-- Opening Marker --

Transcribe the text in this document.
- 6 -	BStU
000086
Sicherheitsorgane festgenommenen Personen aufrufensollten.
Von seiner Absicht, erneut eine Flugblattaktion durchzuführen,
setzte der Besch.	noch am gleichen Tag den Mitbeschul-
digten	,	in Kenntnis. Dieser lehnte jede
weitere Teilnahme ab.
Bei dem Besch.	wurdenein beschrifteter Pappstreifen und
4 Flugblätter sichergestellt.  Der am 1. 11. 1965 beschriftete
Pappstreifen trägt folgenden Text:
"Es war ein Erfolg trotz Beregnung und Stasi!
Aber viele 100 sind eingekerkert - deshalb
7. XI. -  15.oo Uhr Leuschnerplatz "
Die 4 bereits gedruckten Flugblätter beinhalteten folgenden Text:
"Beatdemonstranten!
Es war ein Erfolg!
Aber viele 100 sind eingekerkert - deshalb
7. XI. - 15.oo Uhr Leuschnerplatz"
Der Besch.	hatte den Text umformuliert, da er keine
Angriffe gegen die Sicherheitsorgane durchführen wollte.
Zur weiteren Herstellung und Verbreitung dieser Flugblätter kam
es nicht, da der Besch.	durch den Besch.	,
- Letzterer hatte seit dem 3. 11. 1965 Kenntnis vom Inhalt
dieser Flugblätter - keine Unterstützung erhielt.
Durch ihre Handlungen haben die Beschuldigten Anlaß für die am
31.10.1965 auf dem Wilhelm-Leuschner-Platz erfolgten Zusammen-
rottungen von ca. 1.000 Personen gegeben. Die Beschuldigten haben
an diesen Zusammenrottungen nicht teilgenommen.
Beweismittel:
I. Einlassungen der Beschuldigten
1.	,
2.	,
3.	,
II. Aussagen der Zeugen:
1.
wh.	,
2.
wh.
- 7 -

-- Closing Marker --

:: WHAT TO WORK ON ::
Where in the entries above does the word "Flugblätter" appear? Copy each line that has it.

:: OUTPUT FOR THIS TASK ::
4 Flugblätter sichergestellt.  Der am 1. 11. 1965 beschriftete
Die 4 bereits gedruckten Flugblätter beinhalteten folgenden Text:
Zur weiteren Herstellung und Verbreitung dieser Flugblätter kam
dieser Flugblätter - keine Unterstützung erhielt.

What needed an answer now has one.